- [Task directions]: Print every entry, word for word, and skip the images.

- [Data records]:

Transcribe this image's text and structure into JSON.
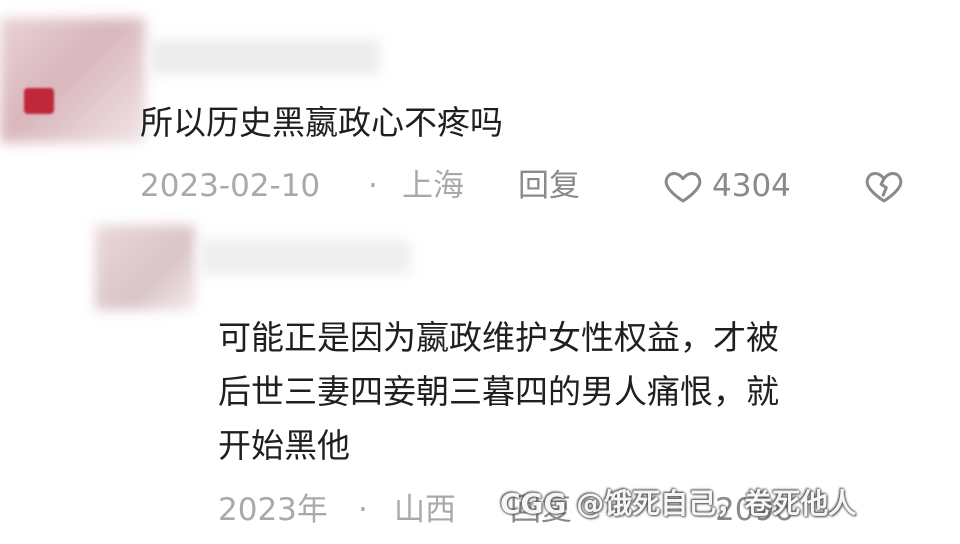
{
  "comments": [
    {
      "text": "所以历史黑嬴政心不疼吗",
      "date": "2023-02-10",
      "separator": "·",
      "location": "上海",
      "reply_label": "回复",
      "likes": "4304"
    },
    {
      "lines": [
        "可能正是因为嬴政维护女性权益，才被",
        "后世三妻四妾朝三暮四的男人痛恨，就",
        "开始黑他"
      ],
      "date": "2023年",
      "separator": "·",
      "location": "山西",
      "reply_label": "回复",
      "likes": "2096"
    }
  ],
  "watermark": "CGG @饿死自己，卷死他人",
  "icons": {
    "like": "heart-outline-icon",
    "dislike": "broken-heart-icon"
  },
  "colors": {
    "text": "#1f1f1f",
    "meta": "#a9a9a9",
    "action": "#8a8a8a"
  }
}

- [Result for this task]:
Transcribe this image's text and structure into JSON.
{
  "comments": [
    {
      "text": "所以历史黑嬴政心不疼吗",
      "date": "2023-02-10",
      "separator": "·",
      "location": "上海",
      "reply_label": "回复",
      "likes": "4304"
    },
    {
      "lines": [
        "可能正是因为嬴政维护女性权益，才被",
        "后世三妻四妾朝三暮四的男人痛恨，就",
        "开始黑他"
      ],
      "date": "2023年",
      "separator": "·",
      "location": "山西",
      "reply_label": "回复",
      "likes": "2096"
    }
  ],
  "watermark": "CGG @饿死自己，卷死他人",
  "icons": {
    "like": "heart-outline-icon",
    "dislike": "broken-heart-icon"
  },
  "colors": {
    "text": "#1f1f1f",
    "meta": "#a9a9a9",
    "action": "#8a8a8a"
  }
}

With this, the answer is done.